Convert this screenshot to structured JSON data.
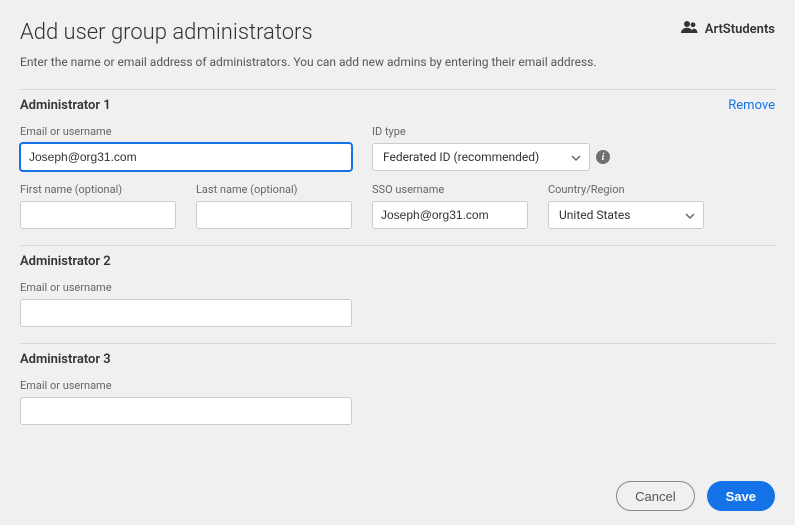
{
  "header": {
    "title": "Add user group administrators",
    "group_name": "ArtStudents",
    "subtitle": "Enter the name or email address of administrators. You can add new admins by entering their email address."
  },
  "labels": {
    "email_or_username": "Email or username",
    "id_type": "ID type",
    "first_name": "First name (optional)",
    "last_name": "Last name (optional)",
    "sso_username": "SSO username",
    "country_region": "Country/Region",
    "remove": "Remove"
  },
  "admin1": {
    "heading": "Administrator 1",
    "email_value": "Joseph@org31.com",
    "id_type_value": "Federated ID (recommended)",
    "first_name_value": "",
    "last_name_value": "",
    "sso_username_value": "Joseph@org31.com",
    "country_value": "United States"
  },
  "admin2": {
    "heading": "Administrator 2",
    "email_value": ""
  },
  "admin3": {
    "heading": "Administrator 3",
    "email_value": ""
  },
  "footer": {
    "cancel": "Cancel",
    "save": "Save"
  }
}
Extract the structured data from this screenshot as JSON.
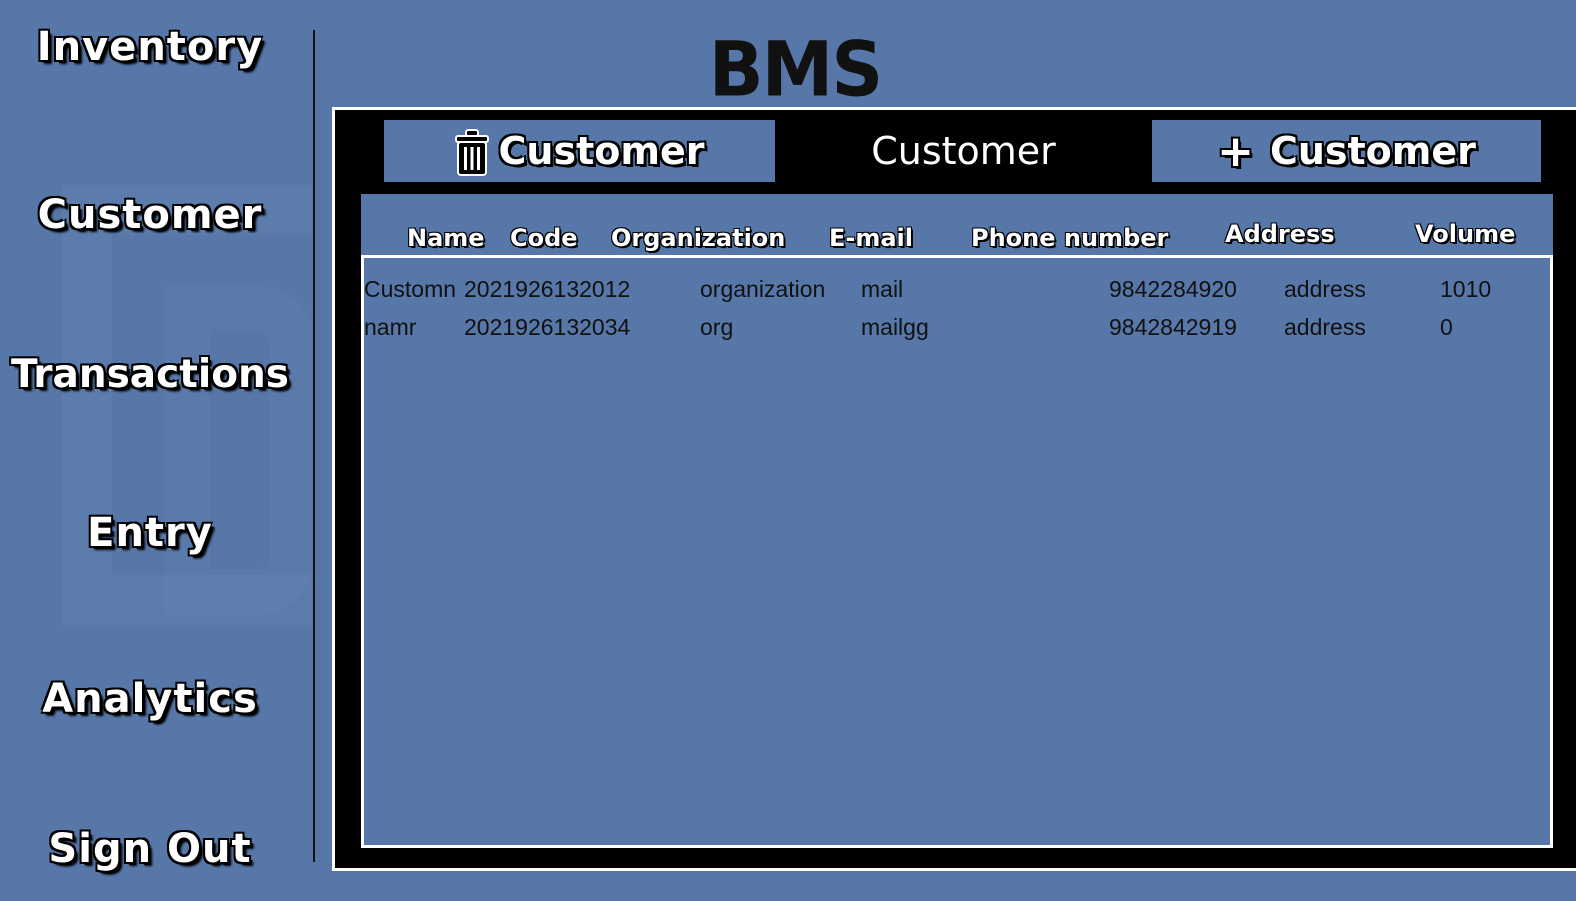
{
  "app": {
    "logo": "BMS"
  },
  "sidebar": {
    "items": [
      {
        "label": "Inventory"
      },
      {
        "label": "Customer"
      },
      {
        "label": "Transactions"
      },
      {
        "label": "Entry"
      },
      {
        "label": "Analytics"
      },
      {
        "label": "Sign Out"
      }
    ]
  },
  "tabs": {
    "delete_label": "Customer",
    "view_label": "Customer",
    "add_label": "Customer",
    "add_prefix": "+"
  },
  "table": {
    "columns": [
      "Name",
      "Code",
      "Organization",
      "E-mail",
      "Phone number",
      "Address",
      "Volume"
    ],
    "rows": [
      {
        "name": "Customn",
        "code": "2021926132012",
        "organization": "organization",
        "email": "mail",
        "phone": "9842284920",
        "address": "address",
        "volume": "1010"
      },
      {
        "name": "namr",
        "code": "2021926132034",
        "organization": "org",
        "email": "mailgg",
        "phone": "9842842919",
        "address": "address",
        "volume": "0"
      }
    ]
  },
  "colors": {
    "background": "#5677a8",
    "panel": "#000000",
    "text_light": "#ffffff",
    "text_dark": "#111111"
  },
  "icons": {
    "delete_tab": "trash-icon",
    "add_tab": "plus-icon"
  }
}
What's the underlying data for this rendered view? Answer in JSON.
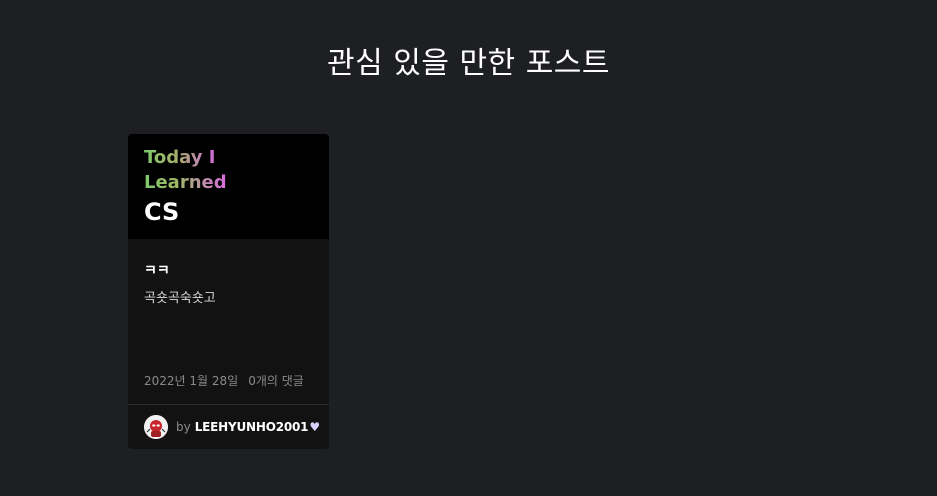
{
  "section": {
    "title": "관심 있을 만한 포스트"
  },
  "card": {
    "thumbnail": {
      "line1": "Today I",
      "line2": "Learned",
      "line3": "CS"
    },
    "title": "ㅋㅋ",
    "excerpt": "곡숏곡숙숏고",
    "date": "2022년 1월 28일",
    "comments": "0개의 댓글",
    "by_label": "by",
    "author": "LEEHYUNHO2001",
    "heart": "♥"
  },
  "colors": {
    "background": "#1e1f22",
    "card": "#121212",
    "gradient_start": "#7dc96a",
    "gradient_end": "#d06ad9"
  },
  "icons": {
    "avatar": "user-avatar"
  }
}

Problem description
Scan the records above and report how many lines include the word "Customer", without any other text.

Solution to this exercise
4